TASK DIRECTIONS:
Print the records below exactly as they appear.

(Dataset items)
"""

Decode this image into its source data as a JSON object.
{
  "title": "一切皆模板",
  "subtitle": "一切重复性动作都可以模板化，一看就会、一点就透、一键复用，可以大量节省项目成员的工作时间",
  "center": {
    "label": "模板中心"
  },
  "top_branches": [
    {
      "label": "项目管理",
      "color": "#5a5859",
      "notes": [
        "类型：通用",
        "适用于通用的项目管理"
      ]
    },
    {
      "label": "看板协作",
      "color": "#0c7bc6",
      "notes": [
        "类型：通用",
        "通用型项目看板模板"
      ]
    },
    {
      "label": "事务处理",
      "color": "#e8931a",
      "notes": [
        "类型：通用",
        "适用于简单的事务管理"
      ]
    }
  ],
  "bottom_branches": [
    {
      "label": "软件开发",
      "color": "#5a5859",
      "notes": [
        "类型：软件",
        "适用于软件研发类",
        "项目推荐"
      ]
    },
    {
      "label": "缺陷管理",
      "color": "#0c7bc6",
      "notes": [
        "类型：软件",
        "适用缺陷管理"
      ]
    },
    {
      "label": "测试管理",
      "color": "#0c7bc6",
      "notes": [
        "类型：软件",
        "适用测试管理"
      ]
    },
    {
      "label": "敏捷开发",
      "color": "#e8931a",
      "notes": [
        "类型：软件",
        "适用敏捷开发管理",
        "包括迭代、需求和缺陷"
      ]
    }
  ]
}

"""

PROBLEM SOLUTION:
Decode this image into its source data as a JSON object.
{
  "title": "一切皆模板",
  "subtitle": "一切重复性动作都可以模板化，一看就会、一点就透、一键复用，可以大量节省项目成员的工作时间",
  "center": {
    "label": "模板中心"
  },
  "top_branches": [
    {
      "label": "项目管理",
      "color": "#5a5859",
      "notes": [
        "类型：通用",
        "适用于通用的项目管理"
      ]
    },
    {
      "label": "看板协作",
      "color": "#0c7bc6",
      "notes": [
        "类型：通用",
        "通用型项目看板模板"
      ]
    },
    {
      "label": "事务处理",
      "color": "#e8931a",
      "notes": [
        "类型：通用",
        "适用于简单的事务管理"
      ]
    }
  ],
  "bottom_branches": [
    {
      "label": "软件开发",
      "color": "#5a5859",
      "notes": [
        "类型：软件",
        "适用于软件研发类",
        "项目推荐"
      ]
    },
    {
      "label": "缺陷管理",
      "color": "#0c7bc6",
      "notes": [
        "类型：软件",
        "适用缺陷管理"
      ]
    },
    {
      "label": "测试管理",
      "color": "#0c7bc6",
      "notes": [
        "类型：软件",
        "适用测试管理"
      ]
    },
    {
      "label": "敏捷开发",
      "color": "#e8931a",
      "notes": [
        "类型：软件",
        "适用敏捷开发管理",
        "包括迭代、需求和缺陷"
      ]
    }
  ]
}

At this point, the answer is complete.